What is required
Scan the records for the word "front". Copy each line that includes it.
◆ ◆ ◆ ◆ ◆
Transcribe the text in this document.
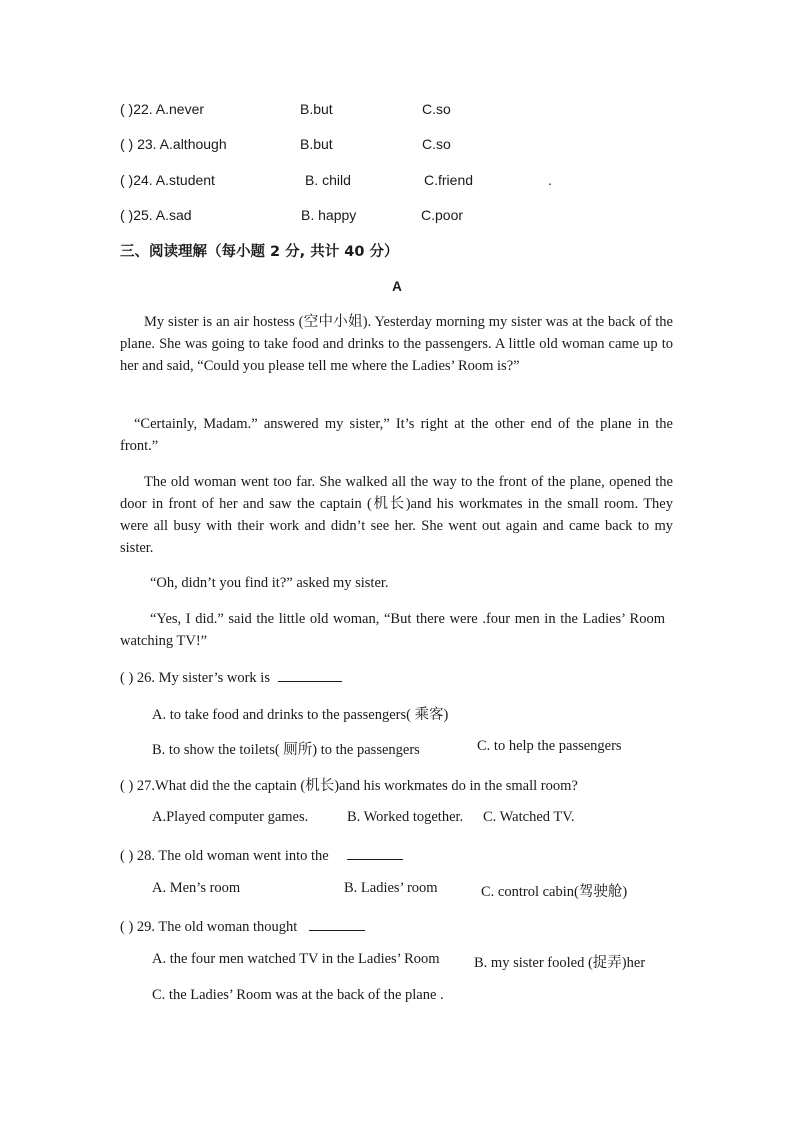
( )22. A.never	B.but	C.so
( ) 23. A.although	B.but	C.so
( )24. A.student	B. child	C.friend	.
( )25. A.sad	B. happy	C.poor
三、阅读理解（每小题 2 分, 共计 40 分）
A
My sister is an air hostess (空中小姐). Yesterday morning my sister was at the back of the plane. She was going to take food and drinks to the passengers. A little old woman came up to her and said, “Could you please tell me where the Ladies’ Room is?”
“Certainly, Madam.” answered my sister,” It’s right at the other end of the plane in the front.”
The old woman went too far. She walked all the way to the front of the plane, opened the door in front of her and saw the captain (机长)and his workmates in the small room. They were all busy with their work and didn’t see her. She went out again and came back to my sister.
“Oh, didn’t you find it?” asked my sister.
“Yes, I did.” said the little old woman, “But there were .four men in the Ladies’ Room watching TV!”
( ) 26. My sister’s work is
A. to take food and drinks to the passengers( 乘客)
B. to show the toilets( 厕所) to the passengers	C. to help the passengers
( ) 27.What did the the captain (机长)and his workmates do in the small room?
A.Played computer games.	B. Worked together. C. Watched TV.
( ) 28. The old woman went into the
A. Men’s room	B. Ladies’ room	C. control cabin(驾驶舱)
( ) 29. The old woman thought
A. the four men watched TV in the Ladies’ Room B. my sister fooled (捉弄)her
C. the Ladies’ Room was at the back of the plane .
◆ ◆ ◆ ◆ ◆
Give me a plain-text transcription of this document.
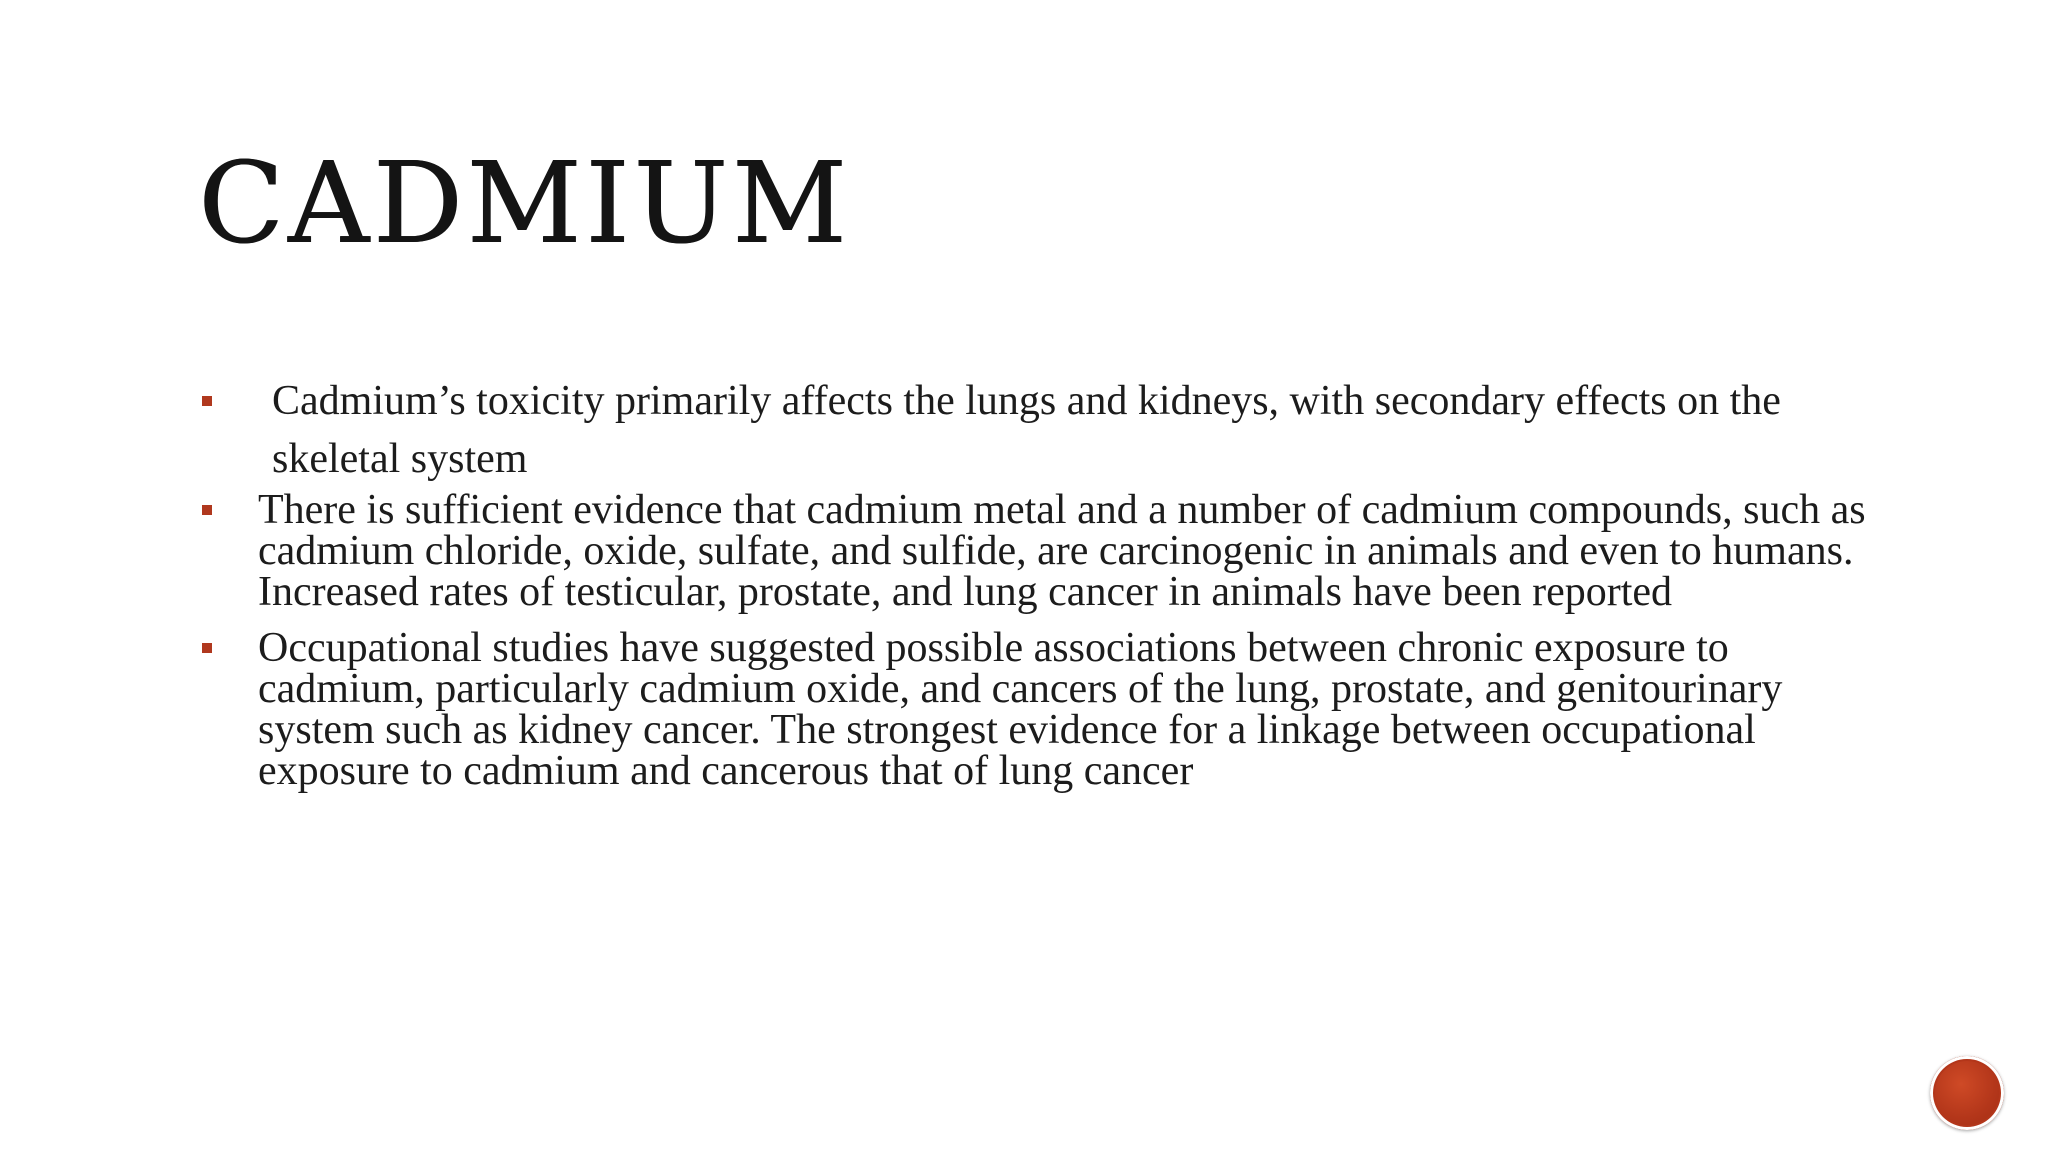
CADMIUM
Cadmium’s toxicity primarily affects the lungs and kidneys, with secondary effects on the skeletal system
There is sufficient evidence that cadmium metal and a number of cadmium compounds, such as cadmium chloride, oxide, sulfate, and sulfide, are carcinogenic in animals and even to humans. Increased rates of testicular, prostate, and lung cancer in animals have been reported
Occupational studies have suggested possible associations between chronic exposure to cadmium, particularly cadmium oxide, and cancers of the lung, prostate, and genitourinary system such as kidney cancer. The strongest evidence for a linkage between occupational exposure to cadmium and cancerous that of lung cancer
◆ ◆ ◆ ◆ ◆
Worked solution
“Certainly, Madam.” answered my sister,” It’s right at the other end of the plane in the front.”
The old woman went too far. She walked all the way to the front of the plane, opened the door in front of her and saw the captain (机长)and his workmates in the small room. They were all busy with their work and didn’t see her. She went out again and came back to my sister.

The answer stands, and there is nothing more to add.